• **SELECTED PASSAGE**
>> START
Engineering

Branch Isolation: Safe Exploration for AI Agents

HatiData TeamMarch 1, 20268 min read

The Exploration Problem

AI agents need to explore. A financial analysis agent might want to test what happens to a portfolio under different market scenarios. A data engineering agent might want to try different transformation strategies before committing to one. A research agent might want to pursue multiple hypotheses simultaneously.

But exploration is dangerous when it happens on production data. If the agent writes incorrect results, corrupts a table, or inserts millions of junk rows, the damage is immediate and potentially irreversible. Traditional solutions — copying entire databases, using transactions with savepoints, or running separate database instances — are either too slow, too expensive, or too complex for agent-scale workloads.

HatiData solves this with branch isolation: a lightweight mechanism for creating isolated copies of an agent's data environment that are cheap to create, fast to query, and safe to discard. Branches use the engine's native schema system, which means they have zero overhead for read-only exploration and minimal overhead for write operations.

How Branch Isolation Works

Schema-Based Isolation

Each branch in HatiData is an isolated schema with a UUID-based name: branch_{uuid}. When an agent creates a branch, HatiData creates a new schema and populates it with views that point to the tables in the main schema. No data is copied — the views are zero-cost references to the existing data.

sql

-- What HatiData does internally when creating a branch
CREATE SCHEMA branch_a1b2c3d4;

-- For each table in the main schema, create a view
CREATE VIEW branch_a1b2c3d4.customers AS
    SELECT * FROM main.customers;
CREATE VIEW branch_a1b2c3d4.orders AS
    SELECT * FROM main.orders;
CREATE VIEW branch_a1b2c3d4.products AS
    SELECT * FROM main.products;

Queries within the branch see exactly the same data as the main schema, but in a completely isolated namespace. The agent can reference customers within its branch context without any ambiguity — HatiData sets the search_path to the branch schema before executing each query.

Copy-on-Write Materialization

The zero-copy views work perfectly for read-only exploration. But when an agent writes to a table in a branch — inserting rows, updating values, or deleting records — HatiData needs to materialize that table. This is the copy-on-write step: the first write to any table triggers a full copy from the main schema into the branch schema, replacing the view with a real table.

sql

-- First write to customers in the branch triggers materialization
DROP VIEW branch_a1b2c3d4.customers;
CREATE TABLE branch_a1b2c3d4.customers AS
    SELECT * FROM main.customers;

-- Now the write can proceed on the materialized copy
INSERT INTO branch_a1b2c3d4.customers (id, name, segment)
    VALUES ('cust_new', 'Acme Corp', 'enterprise');

After materialization, the branch has its own independent copy of that table. Changes to the branch table do not affect the main schema, and changes to the main schema do not affect the branch. Tables that the agent never writes to remain as zero-cost views, pointing at the live main data.
>> END
• **ACTIONS TO TAKE**
1) Please retype the branch isolation article word for word, between "The zero-copy views" and "a real table.", inclusive.
2) Extend the branch isolation article with new text that picks up after its final sentence.

• **PROVIDED MATERIAL**
>> START
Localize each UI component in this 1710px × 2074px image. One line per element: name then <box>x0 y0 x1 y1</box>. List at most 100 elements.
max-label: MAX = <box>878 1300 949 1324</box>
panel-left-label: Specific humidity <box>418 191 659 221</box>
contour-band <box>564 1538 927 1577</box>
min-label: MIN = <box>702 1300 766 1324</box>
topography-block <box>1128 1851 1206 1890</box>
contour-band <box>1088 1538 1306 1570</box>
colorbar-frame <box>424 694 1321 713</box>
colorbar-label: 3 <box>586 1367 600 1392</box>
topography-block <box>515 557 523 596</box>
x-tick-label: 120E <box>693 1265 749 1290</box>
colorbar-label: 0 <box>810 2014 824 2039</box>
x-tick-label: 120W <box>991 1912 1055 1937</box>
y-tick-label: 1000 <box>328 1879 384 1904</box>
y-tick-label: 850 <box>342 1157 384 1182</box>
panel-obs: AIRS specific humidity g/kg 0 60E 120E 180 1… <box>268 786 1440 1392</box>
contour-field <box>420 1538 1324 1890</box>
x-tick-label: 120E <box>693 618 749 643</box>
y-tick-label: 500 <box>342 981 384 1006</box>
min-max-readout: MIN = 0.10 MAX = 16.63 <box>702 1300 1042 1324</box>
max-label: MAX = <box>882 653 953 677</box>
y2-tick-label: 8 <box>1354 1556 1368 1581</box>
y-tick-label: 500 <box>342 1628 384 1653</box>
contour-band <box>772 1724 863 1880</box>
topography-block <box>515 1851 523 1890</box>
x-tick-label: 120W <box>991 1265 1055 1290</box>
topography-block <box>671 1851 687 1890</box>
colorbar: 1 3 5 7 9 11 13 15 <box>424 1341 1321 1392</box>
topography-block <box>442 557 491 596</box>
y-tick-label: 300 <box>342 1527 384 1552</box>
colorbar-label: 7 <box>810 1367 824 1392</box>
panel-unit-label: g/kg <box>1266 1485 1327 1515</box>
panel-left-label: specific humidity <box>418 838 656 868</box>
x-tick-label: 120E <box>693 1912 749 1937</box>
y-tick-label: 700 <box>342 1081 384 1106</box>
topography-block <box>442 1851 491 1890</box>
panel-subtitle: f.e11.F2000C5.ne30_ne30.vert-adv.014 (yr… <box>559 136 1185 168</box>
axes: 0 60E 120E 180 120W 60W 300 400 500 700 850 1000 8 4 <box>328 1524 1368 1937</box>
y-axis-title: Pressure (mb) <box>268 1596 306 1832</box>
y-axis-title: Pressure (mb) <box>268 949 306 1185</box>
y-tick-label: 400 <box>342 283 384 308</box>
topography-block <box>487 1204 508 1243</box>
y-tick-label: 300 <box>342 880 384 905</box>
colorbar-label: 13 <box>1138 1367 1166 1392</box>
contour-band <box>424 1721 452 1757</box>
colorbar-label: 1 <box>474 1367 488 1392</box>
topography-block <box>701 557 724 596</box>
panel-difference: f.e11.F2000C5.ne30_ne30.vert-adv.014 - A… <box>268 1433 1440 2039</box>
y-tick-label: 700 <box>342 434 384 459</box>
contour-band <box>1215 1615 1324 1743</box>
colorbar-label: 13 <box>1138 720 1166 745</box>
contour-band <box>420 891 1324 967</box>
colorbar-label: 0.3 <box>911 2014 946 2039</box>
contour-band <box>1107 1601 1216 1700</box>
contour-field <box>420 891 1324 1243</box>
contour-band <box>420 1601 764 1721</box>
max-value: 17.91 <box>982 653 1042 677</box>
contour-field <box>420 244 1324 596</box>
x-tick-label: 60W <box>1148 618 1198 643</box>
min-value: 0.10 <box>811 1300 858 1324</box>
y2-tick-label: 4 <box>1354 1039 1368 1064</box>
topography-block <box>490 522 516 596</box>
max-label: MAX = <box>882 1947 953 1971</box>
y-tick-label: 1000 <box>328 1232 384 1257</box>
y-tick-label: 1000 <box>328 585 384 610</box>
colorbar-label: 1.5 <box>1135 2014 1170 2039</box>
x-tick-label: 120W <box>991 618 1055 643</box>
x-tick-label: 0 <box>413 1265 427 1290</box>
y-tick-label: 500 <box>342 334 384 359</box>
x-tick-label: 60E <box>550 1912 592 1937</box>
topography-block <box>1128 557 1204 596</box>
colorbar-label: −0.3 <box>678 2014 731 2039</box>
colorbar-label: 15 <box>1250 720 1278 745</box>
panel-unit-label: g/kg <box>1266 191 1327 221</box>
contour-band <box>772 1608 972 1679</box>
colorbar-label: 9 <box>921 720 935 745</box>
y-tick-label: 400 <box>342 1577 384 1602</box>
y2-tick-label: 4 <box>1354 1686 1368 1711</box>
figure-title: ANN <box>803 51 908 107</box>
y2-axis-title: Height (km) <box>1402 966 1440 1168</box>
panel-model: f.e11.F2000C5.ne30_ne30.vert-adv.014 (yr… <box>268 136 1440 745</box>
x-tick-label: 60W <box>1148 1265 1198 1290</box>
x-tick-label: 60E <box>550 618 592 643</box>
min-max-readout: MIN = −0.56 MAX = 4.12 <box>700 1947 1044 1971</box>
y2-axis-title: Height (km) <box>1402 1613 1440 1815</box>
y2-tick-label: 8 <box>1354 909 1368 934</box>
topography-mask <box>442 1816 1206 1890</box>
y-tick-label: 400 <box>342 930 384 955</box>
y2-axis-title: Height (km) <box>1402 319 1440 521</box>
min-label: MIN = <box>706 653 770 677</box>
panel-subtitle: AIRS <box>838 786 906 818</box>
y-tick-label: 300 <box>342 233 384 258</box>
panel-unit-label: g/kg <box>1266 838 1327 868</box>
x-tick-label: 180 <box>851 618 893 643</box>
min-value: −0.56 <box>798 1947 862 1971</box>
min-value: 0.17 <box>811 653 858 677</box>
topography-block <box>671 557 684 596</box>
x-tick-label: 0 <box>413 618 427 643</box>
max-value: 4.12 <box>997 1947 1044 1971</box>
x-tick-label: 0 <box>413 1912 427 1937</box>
>> END
• **ANSWERS TO THE PROBLEMS**
1)
The zero-copy views work perfectly for read-only exploration. But when an agent writes to a table in a branch — inserting rows, updating values, or deleting records — HatiData needs to materialize that table. This is the copy-on-write step: the first write to any table triggers a full copy from the main schema into the branch schema, replacing the view with a real table.

2)
This copy-on-write approach means that a branch exploring 1 table out of 50 only copies that 1 table. The other 49 tables consume zero additional storage.

The Branch Lifecycle

A complete branch lifecycle follows this pattern:

1Create — Agent calls branch_create with an optional description. HatiData creates the schema and populates it with views. Returns a branch ID.

1Query — Agent calls branch_query to read data within the branch. Reads go through the views for unmodified tables, through materialized copies for modified tables.

1Write — Agent writes to tables within the branch. First write to each table triggers copy-on-write materialization. Subsequent writes to the same table operate on the materialized copy.

1Merge or Discard — Agent either merges changes back to main with branch_merge, or discards the branch with branch_discard.

json

{
  "tool": "branch_create",
  "arguments": {
    "description": "Testing pricing model changes for enterprise tier"
  }
}

Response:

json

{
  "branch_id": "br_a1b2c3d4",
  "schema": "branch_a1b2c3d4",
  "tables": 12,
  "created_at": "2026-03-01T10:00:00Z"
}

Merge Strategies

When an agent is satisfied with the changes in a branch, it merges them back into the main schema. But merging is not always straightforward — the main schema may have changed since the branch was created, creating conflicts. HatiData supports four merge strategies to handle different conflict scenarios.

BranchWins

The simplest strategy: if a conflict exists, the branch version takes precedence. Any rows in the main schema that conflict with branch rows are overwritten. This is appropriate when the agent's branch work is authoritative and should supersede any concurrent changes.

MainWins

The opposite: main schema data takes precedence. Only branch changes that do not conflict with main are applied. This is useful for tentative exploration where the agent wants to keep non-conflicting additions without overwriting concurrent updates.

Manual

HatiData detects conflicts and reports them without merging. The response includes a list of conflicting rows with both the branch and main versions. A human operator (or a different agent) can then resolve each conflict individually.

Abort

If any conflicts are detected, the entire merge is aborted. No changes are applied to the main schema. This is the safest option for workflows where conflicts indicate a problem that needs investigation.

json

{
  "tool": "branch_merge",
  "arguments": {
    "branch_id": "br_a1b2c3d4",
    "strategy": "branch_wins"
  }
}

Conflict detection works at the row level using primary keys. If a row exists in both the main schema and the branch with the same primary key but different values, that is a conflict. New rows in the branch (no matching primary key in main) are always added without conflict.

Garbage Collection

Branches consume resources — schemas, materialized tables, and metadata entries. Left unchecked, abandoned branches could accumulate and waste storage. HatiData includes automatic garbage collection that cleans up unused branches.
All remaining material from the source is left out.